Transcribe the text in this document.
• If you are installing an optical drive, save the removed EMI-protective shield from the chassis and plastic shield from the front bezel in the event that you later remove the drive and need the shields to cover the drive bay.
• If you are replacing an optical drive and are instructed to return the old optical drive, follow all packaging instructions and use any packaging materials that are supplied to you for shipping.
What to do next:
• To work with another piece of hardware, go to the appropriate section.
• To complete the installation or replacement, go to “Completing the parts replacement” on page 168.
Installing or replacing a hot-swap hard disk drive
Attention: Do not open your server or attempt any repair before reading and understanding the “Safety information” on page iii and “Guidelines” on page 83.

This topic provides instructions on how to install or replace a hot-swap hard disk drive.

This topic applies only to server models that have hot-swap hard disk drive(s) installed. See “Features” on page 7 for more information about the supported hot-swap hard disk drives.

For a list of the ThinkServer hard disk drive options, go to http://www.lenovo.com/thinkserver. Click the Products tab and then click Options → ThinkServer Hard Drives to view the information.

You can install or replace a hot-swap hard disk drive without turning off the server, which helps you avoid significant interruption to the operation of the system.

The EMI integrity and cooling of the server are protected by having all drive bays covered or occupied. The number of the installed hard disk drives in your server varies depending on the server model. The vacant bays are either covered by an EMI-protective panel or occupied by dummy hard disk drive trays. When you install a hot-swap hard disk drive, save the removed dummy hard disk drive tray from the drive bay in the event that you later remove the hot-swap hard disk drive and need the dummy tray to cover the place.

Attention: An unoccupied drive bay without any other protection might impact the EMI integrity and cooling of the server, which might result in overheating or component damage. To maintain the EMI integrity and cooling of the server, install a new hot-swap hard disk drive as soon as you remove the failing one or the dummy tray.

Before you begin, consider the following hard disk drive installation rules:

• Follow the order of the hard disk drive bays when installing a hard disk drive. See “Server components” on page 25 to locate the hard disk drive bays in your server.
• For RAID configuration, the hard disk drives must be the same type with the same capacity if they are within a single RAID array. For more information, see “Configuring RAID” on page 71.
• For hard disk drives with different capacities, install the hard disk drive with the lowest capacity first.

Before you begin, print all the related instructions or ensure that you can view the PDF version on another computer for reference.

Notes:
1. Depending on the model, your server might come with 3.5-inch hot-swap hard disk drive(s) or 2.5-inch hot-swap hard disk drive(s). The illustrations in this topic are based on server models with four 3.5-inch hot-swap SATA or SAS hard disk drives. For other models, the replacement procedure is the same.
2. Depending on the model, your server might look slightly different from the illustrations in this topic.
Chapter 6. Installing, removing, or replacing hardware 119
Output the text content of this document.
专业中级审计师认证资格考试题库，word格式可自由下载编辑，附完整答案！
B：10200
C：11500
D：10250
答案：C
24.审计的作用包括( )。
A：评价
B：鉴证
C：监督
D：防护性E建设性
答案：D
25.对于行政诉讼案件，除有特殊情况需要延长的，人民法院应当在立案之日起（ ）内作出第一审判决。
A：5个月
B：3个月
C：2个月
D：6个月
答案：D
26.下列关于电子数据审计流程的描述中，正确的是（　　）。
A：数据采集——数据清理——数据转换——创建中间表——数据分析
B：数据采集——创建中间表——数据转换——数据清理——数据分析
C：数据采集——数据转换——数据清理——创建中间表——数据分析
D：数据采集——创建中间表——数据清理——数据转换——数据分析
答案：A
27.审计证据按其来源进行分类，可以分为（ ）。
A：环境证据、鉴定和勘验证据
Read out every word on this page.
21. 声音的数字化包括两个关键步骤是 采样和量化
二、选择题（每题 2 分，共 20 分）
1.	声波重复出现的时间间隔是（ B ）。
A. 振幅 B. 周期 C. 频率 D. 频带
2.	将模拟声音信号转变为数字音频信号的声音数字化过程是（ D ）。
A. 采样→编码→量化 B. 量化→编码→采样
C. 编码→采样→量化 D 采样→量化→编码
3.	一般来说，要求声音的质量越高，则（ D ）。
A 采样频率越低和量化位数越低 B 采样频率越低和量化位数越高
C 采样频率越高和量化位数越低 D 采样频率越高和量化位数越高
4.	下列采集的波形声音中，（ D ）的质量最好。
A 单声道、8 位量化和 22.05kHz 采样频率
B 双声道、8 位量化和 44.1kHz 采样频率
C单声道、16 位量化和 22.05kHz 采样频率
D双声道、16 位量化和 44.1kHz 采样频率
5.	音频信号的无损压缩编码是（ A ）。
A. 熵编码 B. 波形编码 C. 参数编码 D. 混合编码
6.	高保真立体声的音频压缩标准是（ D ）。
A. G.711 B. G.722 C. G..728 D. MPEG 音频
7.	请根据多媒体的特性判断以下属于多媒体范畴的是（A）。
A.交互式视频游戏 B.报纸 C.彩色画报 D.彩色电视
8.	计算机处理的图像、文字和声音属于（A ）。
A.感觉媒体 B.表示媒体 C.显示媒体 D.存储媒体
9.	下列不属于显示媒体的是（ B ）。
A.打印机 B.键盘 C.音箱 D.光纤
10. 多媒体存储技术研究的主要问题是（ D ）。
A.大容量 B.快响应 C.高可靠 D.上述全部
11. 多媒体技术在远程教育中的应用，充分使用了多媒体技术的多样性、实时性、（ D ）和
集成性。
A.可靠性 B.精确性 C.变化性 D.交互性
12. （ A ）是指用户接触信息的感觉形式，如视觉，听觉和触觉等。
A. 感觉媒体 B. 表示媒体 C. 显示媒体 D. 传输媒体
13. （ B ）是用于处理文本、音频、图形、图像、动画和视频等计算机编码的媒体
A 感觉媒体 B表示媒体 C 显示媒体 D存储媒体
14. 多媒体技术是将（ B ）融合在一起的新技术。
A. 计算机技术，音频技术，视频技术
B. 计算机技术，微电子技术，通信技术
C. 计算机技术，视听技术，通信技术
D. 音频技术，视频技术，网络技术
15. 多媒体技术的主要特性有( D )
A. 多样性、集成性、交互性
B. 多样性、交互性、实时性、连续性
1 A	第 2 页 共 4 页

━━━━━━━━━━━━━━━━

Aim of the task
Would you reproduce the material above in full, exactly as given?

Response for this exercise
Transcribe the text in this document.
• If you are installing an optical drive, save the removed EMI-protective shield from the chassis and plastic shield from the front bezel in the event that you later remove the drive and need the shields to cover the drive bay.
• If you are replacing an optical drive and are instructed to return the old optical drive, follow all packaging instructions and use any packaging materials that are supplied to you for shipping.
What to do next:
• To work with another piece of hardware, go to the appropriate section.
• To complete the installation or replacement, go to “Completing the parts replacement” on page 168.
Installing or replacing a hot-swap hard disk drive
Attention: Do not open your server or attempt any repair before reading and understanding the “Safety information” on page iii and “Guidelines” on page 83.

This topic provides instructions on how to install or replace a hot-swap hard disk drive.

This topic applies only to server models that have hot-swap hard disk drive(s) installed. See “Features” on page 7 for more information about the supported hot-swap hard disk drives.

For a list of the ThinkServer hard disk drive options, go to http://www.lenovo.com/thinkserver. Click the Products tab and then click Options → ThinkServer Hard Drives to view the information.

You can install or replace a hot-swap hard disk drive without turning off the server, which helps you avoid significant interruption to the operation of the system.

The EMI integrity and cooling of the server are protected by having all drive bays covered or occupied. The number of the installed hard disk drives in your server varies depending on the server model. The vacant bays are either covered by an EMI-protective panel or occupied by dummy hard disk drive trays. When you install a hot-swap hard disk drive, save the removed dummy hard disk drive tray from the drive bay in the event that you later remove the hot-swap hard disk drive and need the dummy tray to cover the place.

Attention: An unoccupied drive bay without any other protection might impact the EMI integrity and cooling of the server, which might result in overheating or component damage. To maintain the EMI integrity and cooling of the server, install a new hot-swap hard disk drive as soon as you remove the failing one or the dummy tray.

Before you begin, consider the following hard disk drive installation rules:

• Follow the order of the hard disk drive bays when installing a hard disk drive. See “Server components” on page 25 to locate the hard disk drive bays in your server.
• For RAID configuration, the hard disk drives must be the same type with the same capacity if they are within a single RAID array. For more information, see “Configuring RAID” on page 71.
• For hard disk drives with different capacities, install the hard disk drive with the lowest capacity first.

Before you begin, print all the related instructions or ensure that you can view the PDF version on another computer for reference.

Notes:
1. Depending on the model, your server might come with 3.5-inch hot-swap hard disk drive(s) or 2.5-inch hot-swap hard disk drive(s). The illustrations in this topic are based on server models with four 3.5-inch hot-swap SATA or SAS hard disk drives. For other models, the replacement procedure is the same.
2. Depending on the model, your server might look slightly different from the illustrations in this topic.
Chapter 6. Installing, removing, or replacing hardware 119
Output the text content of this document.
专业中级审计师认证资格考试题库，word格式可自由下载编辑，附完整答案！
B：10200
C：11500
D：10250
答案：C
24.审计的作用包括( )。
A：评价
B：鉴证
C：监督
D：防护性E建设性
答案：D
25.对于行政诉讼案件，除有特殊情况需要延长的，人民法院应当在立案之日起（ ）内作出第一审判决。
A：5个月
B：3个月
C：2个月
D：6个月
答案：D
26.下列关于电子数据审计流程的描述中，正确的是（　　）。
A：数据采集——数据清理——数据转换——创建中间表——数据分析
B：数据采集——创建中间表——数据转换——数据清理——数据分析
C：数据采集——数据转换——数据清理——创建中间表——数据分析
D：数据采集——创建中间表——数据清理——数据转换——数据分析
答案：A
27.审计证据按其来源进行分类，可以分为（ ）。
A：环境证据、鉴定和勘验证据
Read out every word on this page.
21. 声音的数字化包括两个关键步骤是 采样和量化
二、选择题（每题 2 分，共 20 分）
1.	声波重复出现的时间间隔是（ B ）。
A. 振幅 B. 周期 C. 频率 D. 频带
2.	将模拟声音信号转变为数字音频信号的声音数字化过程是（ D ）。
A. 采样→编码→量化 B. 量化→编码→采样
C. 编码→采样→量化 D 采样→量化→编码
3.	一般来说，要求声音的质量越高，则（ D ）。
A 采样频率越低和量化位数越低 B 采样频率越低和量化位数越高
C 采样频率越高和量化位数越低 D 采样频率越高和量化位数越高
4.	下列采集的波形声音中，（ D ）的质量最好。
A 单声道、8 位量化和 22.05kHz 采样频率
B 双声道、8 位量化和 44.1kHz 采样频率
C单声道、16 位量化和 22.05kHz 采样频率
D双声道、16 位量化和 44.1kHz 采样频率
5.	音频信号的无损压缩编码是（ A ）。
A. 熵编码 B. 波形编码 C. 参数编码 D. 混合编码
6.	高保真立体声的音频压缩标准是（ D ）。
A. G.711 B. G.722 C. G..728 D. MPEG 音频
7.	请根据多媒体的特性判断以下属于多媒体范畴的是（A）。
A.交互式视频游戏 B.报纸 C.彩色画报 D.彩色电视
8.	计算机处理的图像、文字和声音属于（A ）。
A.感觉媒体 B.表示媒体 C.显示媒体 D.存储媒体
9.	下列不属于显示媒体的是（ B ）。
A.打印机 B.键盘 C.音箱 D.光纤
10. 多媒体存储技术研究的主要问题是（ D ）。
A.大容量 B.快响应 C.高可靠 D.上述全部
11. 多媒体技术在远程教育中的应用，充分使用了多媒体技术的多样性、实时性、（ D ）和
集成性。
A.可靠性 B.精确性 C.变化性 D.交互性
12. （ A ）是指用户接触信息的感觉形式，如视觉，听觉和触觉等。
A. 感觉媒体 B. 表示媒体 C. 显示媒体 D. 传输媒体
13. （ B ）是用于处理文本、音频、图形、图像、动画和视频等计算机编码的媒体
A 感觉媒体 B表示媒体 C 显示媒体 D存储媒体
14. 多媒体技术是将（ B ）融合在一起的新技术。
A. 计算机技术，音频技术，视频技术
B. 计算机技术，微电子技术，通信技术
C. 计算机技术，视听技术，通信技术
D. 音频技术，视频技术，网络技术
15. 多媒体技术的主要特性有( D )
A. 多样性、集成性、交互性
B. 多样性、交互性、实时性、连续性
1 A	第 2 页 共 4 页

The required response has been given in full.